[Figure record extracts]
================================

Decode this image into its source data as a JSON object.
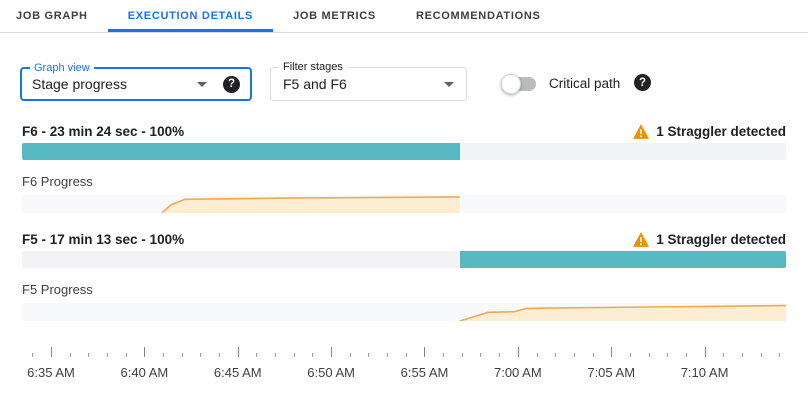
{
  "tabs": [
    {
      "label": "JOB GRAPH"
    },
    {
      "label": "EXECUTION DETAILS"
    },
    {
      "label": "JOB METRICS"
    },
    {
      "label": "RECOMMENDATIONS"
    }
  ],
  "active_tab_index": 1,
  "toolbar": {
    "graph_view_label": "Graph view",
    "graph_view_value": "Stage progress",
    "filter_label": "Filter stages",
    "filter_value": "F5 and F6",
    "critical_path_label": "Critical path",
    "critical_path_enabled": false
  },
  "icons": {
    "help": "?",
    "warning": "warning-triangle",
    "dropdown_caret": "chevron-down"
  },
  "colors": {
    "accent_blue": "#1a73e8",
    "bar_fill_teal": "#57bac3",
    "bar_bg": "#f1f3f4",
    "chart_bg": "#f8f9fa",
    "area_fill": "#fdeed3",
    "area_line": "#f0a956",
    "warning_orange": "#ee8f00"
  },
  "stages": [
    {
      "title": "F6 - 23 min 24 sec - 100%",
      "straggler_text": "1 Straggler detected",
      "progress_label": "F6 Progress",
      "bar_start_pct": 0,
      "bar_end_pct": 57.3,
      "area_points": [
        [
          18.3,
          100
        ],
        [
          19.5,
          55
        ],
        [
          21.3,
          24
        ],
        [
          35,
          17
        ],
        [
          57.3,
          11
        ]
      ],
      "area_close_pct": 57.3
    },
    {
      "title": "F5 - 17 min 13 sec - 100%",
      "straggler_text": "1 Straggler detected",
      "progress_label": "F5 Progress",
      "bar_start_pct": 57.3,
      "bar_end_pct": 100,
      "area_points": [
        [
          57.3,
          100
        ],
        [
          61,
          52
        ],
        [
          64.5,
          48
        ],
        [
          66,
          30
        ],
        [
          69,
          28
        ],
        [
          100,
          14
        ]
      ],
      "area_close_pct": 100
    }
  ],
  "time_axis": {
    "labels": [
      "6:35 AM",
      "6:40 AM",
      "6:45 AM",
      "6:50 AM",
      "6:55 AM",
      "7:00 AM",
      "7:05 AM",
      "7:10 AM"
    ],
    "first_label_pct": 3.8,
    "label_step_pct": 12.22,
    "minors_per_major": 5
  },
  "chart_data": [
    {
      "type": "area",
      "name": "F6 Progress",
      "x": [
        "6:41 AM",
        "6:42 AM",
        "6:43 AM",
        "6:50 AM",
        "6:57 AM"
      ],
      "y": [
        0,
        50,
        80,
        88,
        95
      ],
      "ylabel": "progress"
    },
    {
      "type": "area",
      "name": "F5 Progress",
      "x": [
        "6:57 AM",
        "6:59 AM",
        "7:00 AM",
        "7:01 AM",
        "7:14 AM"
      ],
      "y": [
        0,
        52,
        55,
        72,
        90
      ],
      "ylabel": "progress"
    }
  ]
}
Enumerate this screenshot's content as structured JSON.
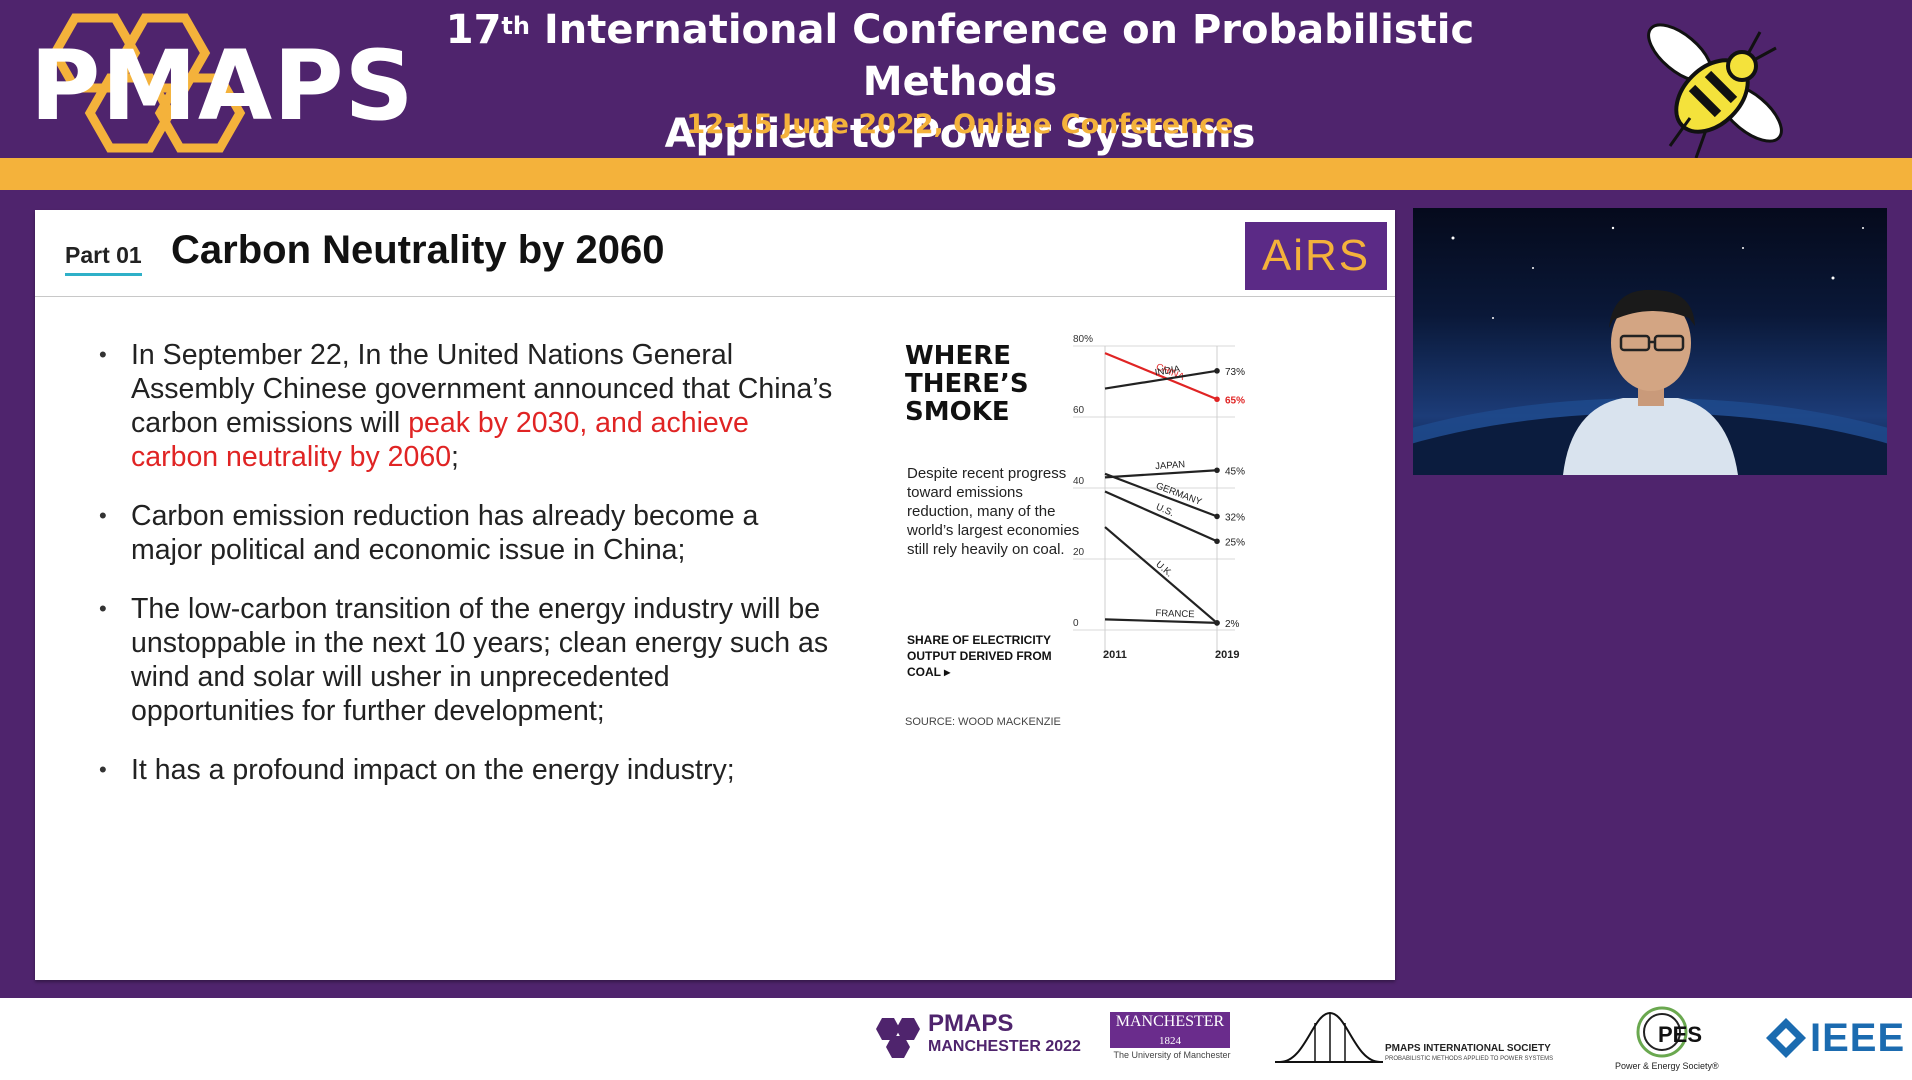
{
  "header": {
    "logo_text": "PMAPS",
    "conference_number": "17",
    "conference_ordinal": "th",
    "conference_title_line1": " International Conference on Probabilistic Methods",
    "conference_title_line2": "Applied to Power Systems",
    "conference_date": "12-15 June 2022, Online Conference",
    "colors": {
      "purple": "#4f246d",
      "gold": "#f4b23b"
    }
  },
  "slide": {
    "part_label": "Part 01",
    "title": "Carbon Neutrality by 2060",
    "airs_logo": "AiRS",
    "bullets": [
      {
        "text_before": "In September 22, In the United Nations General Assembly Chinese government announced that China’s carbon emissions will ",
        "text_highlight": "peak by 2030, and achieve carbon neutrality by 2060",
        "text_after": ";"
      },
      {
        "text": "Carbon emission reduction has already become a major political and economic issue in China;"
      },
      {
        "text": "The low-carbon transition of the energy industry will be unstoppable in the next 10 years; clean energy such as wind and solar will usher in unprecedented opportunities for further development;"
      },
      {
        "text": "It has a profound impact on the energy industry;"
      }
    ],
    "highlight_color": "#e02424"
  },
  "chart": {
    "headline": "WHERE THERE’S SMOKE",
    "description": "Despite recent progress toward emissions reduction, many of the world’s largest economies still rely heavily on coal.",
    "note": "SHARE OF ELECTRICITY OUTPUT DERIVED FROM COAL ▸",
    "source": "SOURCE: WOOD MACKENZIE"
  },
  "chart_data": {
    "type": "line",
    "title": "WHERE THERE’S SMOKE",
    "ylabel": "SHARE OF ELECTRICITY OUTPUT DERIVED FROM COAL",
    "x": [
      "2011",
      "2019"
    ],
    "ylim": [
      0,
      80
    ],
    "y_ticks": [
      "0",
      "20",
      "40",
      "60",
      "80%"
    ],
    "series": [
      {
        "name": "CHINA",
        "values": [
          78,
          65
        ],
        "end_label": "65%",
        "color": "#e02424"
      },
      {
        "name": "INDIA",
        "values": [
          68,
          73
        ],
        "end_label": "73%",
        "color": "#222222"
      },
      {
        "name": "JAPAN",
        "values": [
          43,
          45
        ],
        "end_label": "45%",
        "color": "#222222"
      },
      {
        "name": "GERMANY",
        "values": [
          44,
          32
        ],
        "end_label": "32%",
        "color": "#222222"
      },
      {
        "name": "U.S.",
        "values": [
          39,
          25
        ],
        "end_label": "25%",
        "color": "#222222"
      },
      {
        "name": "U.K.",
        "values": [
          29,
          2
        ],
        "end_label": "",
        "color": "#222222"
      },
      {
        "name": "FRANCE",
        "values": [
          3,
          2
        ],
        "end_label": "2%",
        "color": "#222222"
      }
    ]
  },
  "footer": {
    "pmaps_logo": "PMAPS",
    "pmaps_sub": "MANCHESTER 2022",
    "manchester": "MANCHESTER",
    "manchester_year": "1824",
    "manchester_sub": "The University of Manchester",
    "society": "PMAPS INTERNATIONAL SOCIETY",
    "society_sub": "PROBABILISTIC METHODS APPLIED TO POWER SYSTEMS",
    "pes": "PES",
    "pes_sub": "Power & Energy Society®",
    "ieee": "IEEE"
  }
}
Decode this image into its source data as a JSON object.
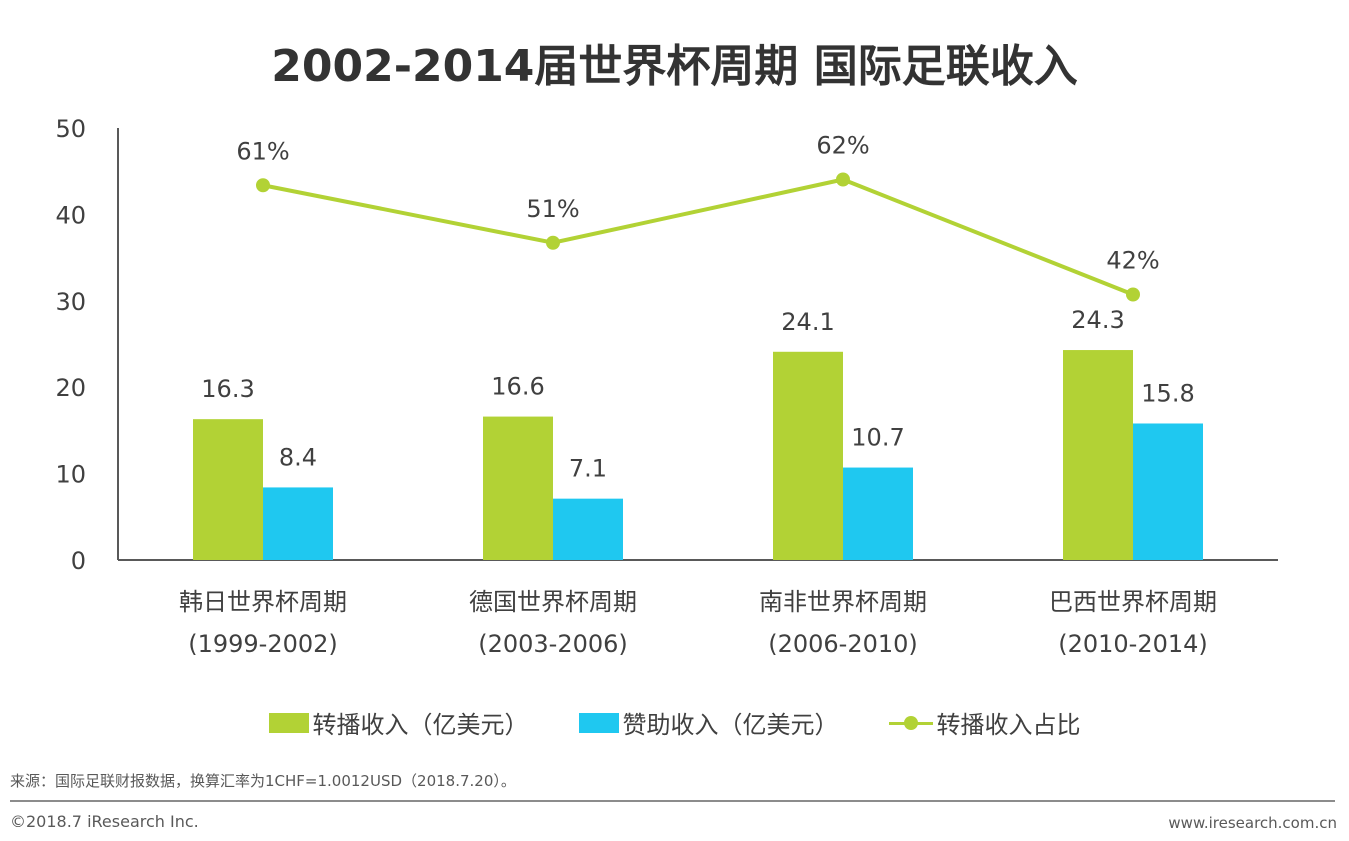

================================

§ **Job**
Go over the data above and copy every line that has the word "THERE" in it.

§ **Full answer**
    "headline": "WHERE THERE’S SMOKE",
    "title": "WHERE THERE’S SMOKE",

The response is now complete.